— RECORDS PROVIDED —
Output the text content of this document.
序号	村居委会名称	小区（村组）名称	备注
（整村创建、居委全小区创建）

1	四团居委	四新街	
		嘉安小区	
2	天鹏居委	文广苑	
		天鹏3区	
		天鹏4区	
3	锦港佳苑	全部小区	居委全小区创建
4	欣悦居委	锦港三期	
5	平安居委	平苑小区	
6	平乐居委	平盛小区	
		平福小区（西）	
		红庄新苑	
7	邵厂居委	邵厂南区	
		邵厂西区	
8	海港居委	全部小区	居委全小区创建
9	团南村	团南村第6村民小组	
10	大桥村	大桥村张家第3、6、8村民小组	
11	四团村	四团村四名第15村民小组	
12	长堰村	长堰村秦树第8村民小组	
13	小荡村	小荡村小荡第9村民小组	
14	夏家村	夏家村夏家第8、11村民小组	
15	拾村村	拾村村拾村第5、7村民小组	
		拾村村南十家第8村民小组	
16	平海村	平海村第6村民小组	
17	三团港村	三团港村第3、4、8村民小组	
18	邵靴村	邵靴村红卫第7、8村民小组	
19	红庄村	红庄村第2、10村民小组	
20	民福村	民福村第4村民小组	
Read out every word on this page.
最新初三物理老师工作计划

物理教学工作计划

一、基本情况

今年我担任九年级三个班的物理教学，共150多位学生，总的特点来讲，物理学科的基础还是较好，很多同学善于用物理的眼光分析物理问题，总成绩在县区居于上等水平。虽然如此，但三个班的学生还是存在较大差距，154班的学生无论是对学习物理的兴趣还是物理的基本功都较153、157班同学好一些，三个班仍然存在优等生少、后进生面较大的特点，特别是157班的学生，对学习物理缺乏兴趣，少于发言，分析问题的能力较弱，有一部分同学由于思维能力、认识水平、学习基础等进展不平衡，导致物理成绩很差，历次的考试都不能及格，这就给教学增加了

— WRITTEN TASK —
Copy all lines from the material that contain "全部小区".

— SOLUTION TO THIS EXERCISE —
3	锦港佳苑	全部小区	居委全小区创建
8	海港居委	全部小区	居委全小区创建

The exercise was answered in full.